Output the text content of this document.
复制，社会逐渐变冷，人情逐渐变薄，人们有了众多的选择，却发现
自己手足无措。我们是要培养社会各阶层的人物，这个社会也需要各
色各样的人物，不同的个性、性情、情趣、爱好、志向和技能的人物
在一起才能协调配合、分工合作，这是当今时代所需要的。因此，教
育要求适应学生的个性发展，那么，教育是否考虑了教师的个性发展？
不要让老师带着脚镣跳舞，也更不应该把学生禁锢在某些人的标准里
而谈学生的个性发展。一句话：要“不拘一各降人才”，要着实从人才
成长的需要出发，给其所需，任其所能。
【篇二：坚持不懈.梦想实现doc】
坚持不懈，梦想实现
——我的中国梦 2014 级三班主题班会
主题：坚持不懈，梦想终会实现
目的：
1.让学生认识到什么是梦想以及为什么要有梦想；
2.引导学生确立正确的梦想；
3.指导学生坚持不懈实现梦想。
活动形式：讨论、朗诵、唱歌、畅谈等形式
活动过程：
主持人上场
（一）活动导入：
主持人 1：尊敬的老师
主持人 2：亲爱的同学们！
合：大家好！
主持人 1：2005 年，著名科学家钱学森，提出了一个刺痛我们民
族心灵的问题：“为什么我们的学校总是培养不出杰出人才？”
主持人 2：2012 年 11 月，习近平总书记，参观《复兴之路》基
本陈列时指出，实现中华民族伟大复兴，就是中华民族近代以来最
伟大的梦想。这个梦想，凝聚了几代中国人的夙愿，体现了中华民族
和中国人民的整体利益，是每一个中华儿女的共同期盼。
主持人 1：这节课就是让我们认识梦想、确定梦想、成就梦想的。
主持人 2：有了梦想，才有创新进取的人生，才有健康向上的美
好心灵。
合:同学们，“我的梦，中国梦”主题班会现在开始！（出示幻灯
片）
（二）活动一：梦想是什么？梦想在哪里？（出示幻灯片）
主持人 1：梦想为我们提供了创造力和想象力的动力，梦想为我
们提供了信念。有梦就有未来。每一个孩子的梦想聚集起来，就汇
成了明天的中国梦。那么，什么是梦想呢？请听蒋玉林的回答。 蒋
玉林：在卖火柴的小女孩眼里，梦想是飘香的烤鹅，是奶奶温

__________________________________________________

SET EXERCISE: Repeat every entry word for word.

CORRECT OUTPUT:
Output the text content of this document.
复制，社会逐渐变冷，人情逐渐变薄，人们有了众多的选择，却发现
自己手足无措。我们是要培养社会各阶层的人物，这个社会也需要各
色各样的人物，不同的个性、性情、情趣、爱好、志向和技能的人物
在一起才能协调配合、分工合作，这是当今时代所需要的。因此，教
育要求适应学生的个性发展，那么，教育是否考虑了教师的个性发展？
不要让老师带着脚镣跳舞，也更不应该把学生禁锢在某些人的标准里
而谈学生的个性发展。一句话：要“不拘一各降人才”，要着实从人才
成长的需要出发，给其所需，任其所能。
【篇二：坚持不懈.梦想实现doc】
坚持不懈，梦想实现
——我的中国梦 2014 级三班主题班会
主题：坚持不懈，梦想终会实现
目的：
1.让学生认识到什么是梦想以及为什么要有梦想；
2.引导学生确立正确的梦想；
3.指导学生坚持不懈实现梦想。
活动形式：讨论、朗诵、唱歌、畅谈等形式
活动过程：
主持人上场
（一）活动导入：
主持人 1：尊敬的老师
主持人 2：亲爱的同学们！
合：大家好！
主持人 1：2005 年，著名科学家钱学森，提出了一个刺痛我们民
族心灵的问题：“为什么我们的学校总是培养不出杰出人才？”
主持人 2：2012 年 11 月，习近平总书记，参观《复兴之路》基
本陈列时指出，实现中华民族伟大复兴，就是中华民族近代以来最
伟大的梦想。这个梦想，凝聚了几代中国人的夙愿，体现了中华民族
和中国人民的整体利益，是每一个中华儿女的共同期盼。
主持人 1：这节课就是让我们认识梦想、确定梦想、成就梦想的。
主持人 2：有了梦想，才有创新进取的人生，才有健康向上的美
好心灵。
合:同学们，“我的梦，中国梦”主题班会现在开始！（出示幻灯
片）
（二）活动一：梦想是什么？梦想在哪里？（出示幻灯片）
主持人 1：梦想为我们提供了创造力和想象力的动力，梦想为我
们提供了信念。有梦就有未来。每一个孩子的梦想聚集起来，就汇
成了明天的中国梦。那么，什么是梦想呢？请听蒋玉林的回答。 蒋
玉林：在卖火柴的小女孩眼里，梦想是飘香的烤鹅，是奶奶温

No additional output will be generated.